- **TASK TO COMPLETE**: Across the material below, how many lines contain the word "Maintenance"? Give only the number.

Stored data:
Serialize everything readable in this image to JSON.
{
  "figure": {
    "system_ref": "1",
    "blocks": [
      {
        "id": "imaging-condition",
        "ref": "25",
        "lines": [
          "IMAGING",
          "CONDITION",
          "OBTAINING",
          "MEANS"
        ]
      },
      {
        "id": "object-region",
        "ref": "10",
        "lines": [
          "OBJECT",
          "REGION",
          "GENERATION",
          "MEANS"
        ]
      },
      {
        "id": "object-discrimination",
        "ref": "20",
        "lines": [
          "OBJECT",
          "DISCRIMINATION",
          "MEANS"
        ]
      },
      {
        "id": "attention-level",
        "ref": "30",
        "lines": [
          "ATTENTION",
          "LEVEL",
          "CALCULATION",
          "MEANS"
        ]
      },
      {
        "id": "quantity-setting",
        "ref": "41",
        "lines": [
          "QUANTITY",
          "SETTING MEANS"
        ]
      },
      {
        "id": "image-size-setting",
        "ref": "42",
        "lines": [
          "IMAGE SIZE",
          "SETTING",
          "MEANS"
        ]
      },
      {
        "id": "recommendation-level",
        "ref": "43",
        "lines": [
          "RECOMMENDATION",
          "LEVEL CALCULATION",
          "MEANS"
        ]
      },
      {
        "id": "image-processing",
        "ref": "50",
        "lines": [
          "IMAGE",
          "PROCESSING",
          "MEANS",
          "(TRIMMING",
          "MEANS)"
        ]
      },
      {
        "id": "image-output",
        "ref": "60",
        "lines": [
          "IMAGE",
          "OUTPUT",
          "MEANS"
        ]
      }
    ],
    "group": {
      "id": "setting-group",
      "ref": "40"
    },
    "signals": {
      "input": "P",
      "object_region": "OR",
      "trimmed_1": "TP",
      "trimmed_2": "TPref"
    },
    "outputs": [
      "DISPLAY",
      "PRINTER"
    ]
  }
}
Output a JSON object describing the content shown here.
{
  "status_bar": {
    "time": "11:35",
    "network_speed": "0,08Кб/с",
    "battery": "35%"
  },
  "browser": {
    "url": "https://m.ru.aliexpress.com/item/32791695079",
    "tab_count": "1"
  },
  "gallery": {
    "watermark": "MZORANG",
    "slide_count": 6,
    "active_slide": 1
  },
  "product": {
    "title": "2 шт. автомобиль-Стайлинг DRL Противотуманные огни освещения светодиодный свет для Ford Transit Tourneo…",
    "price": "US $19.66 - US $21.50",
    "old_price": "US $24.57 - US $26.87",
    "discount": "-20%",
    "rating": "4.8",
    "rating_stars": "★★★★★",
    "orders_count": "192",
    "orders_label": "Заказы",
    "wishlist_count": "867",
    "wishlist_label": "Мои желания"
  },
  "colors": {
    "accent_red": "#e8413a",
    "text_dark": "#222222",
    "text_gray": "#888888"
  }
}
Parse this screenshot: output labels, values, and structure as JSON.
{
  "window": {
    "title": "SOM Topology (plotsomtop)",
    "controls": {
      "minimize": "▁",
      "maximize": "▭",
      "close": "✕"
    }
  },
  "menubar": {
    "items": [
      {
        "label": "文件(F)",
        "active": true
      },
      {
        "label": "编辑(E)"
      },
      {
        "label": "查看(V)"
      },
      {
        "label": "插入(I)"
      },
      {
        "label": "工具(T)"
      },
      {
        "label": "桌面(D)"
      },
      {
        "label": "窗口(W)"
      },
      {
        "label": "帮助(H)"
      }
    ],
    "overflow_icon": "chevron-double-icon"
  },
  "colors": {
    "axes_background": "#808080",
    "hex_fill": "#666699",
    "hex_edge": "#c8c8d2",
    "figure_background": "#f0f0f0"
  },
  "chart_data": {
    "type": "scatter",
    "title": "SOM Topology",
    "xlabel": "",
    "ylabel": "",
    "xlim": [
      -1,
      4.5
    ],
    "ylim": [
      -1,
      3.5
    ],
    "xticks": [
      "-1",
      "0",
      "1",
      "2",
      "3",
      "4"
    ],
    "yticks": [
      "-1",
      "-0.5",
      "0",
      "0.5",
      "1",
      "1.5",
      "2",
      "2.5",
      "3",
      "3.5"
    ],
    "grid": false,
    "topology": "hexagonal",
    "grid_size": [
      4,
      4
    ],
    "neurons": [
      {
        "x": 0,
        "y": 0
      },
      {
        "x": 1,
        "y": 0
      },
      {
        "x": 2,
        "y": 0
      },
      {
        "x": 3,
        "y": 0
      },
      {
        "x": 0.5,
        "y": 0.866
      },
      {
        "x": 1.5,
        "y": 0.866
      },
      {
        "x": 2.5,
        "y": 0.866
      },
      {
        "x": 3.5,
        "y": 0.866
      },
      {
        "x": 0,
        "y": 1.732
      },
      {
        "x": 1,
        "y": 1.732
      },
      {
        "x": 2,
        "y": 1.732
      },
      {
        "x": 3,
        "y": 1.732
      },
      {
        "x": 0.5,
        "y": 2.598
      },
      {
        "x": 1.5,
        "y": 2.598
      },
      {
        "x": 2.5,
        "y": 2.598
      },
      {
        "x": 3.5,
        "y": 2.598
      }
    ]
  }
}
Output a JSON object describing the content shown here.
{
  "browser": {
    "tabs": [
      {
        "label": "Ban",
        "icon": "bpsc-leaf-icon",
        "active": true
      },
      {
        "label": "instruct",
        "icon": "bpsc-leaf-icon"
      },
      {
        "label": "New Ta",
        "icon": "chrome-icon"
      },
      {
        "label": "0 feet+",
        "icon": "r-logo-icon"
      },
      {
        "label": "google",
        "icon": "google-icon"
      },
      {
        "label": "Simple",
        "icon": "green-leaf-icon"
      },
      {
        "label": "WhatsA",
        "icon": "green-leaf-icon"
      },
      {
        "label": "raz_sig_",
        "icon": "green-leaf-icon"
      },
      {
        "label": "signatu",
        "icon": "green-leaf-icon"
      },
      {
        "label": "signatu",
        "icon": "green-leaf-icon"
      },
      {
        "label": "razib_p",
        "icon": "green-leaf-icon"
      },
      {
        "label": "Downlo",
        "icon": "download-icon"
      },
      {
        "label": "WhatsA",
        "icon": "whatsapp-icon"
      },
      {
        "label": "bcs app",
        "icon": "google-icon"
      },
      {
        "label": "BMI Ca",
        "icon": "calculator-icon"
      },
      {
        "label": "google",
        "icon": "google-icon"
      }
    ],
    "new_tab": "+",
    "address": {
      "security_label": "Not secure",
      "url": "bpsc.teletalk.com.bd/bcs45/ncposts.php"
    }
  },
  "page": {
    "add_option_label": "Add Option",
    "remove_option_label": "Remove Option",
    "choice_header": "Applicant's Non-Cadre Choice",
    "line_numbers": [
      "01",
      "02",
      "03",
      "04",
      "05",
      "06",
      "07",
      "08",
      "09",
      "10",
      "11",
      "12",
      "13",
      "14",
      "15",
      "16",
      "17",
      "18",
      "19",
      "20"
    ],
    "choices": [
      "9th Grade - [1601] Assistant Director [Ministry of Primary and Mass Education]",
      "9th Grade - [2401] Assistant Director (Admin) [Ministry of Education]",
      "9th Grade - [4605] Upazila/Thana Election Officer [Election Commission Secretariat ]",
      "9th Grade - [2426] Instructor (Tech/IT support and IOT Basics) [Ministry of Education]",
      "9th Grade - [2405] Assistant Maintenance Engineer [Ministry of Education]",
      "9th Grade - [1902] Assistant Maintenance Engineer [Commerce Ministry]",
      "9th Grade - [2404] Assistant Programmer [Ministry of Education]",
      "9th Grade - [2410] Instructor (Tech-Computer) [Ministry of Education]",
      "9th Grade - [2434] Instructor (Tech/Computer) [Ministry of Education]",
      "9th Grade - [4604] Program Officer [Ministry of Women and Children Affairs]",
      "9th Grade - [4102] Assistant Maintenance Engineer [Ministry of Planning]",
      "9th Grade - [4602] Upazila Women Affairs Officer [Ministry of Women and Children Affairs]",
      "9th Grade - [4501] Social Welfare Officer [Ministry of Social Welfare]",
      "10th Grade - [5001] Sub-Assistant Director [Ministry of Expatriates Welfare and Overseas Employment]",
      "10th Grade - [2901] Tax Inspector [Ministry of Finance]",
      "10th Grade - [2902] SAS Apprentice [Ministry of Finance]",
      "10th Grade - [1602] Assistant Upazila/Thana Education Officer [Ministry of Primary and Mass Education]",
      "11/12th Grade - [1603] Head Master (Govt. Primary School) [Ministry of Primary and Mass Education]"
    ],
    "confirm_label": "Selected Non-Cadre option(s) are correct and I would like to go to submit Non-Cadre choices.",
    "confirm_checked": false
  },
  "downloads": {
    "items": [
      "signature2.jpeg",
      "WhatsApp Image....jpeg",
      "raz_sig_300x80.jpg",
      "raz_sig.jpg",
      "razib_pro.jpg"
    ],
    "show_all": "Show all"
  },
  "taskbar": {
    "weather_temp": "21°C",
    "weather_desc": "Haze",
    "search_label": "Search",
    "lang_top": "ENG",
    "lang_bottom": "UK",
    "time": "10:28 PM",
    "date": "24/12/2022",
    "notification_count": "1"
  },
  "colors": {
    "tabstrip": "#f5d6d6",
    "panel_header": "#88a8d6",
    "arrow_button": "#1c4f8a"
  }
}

- **RESULT FOR THIS EXERCISE**: 3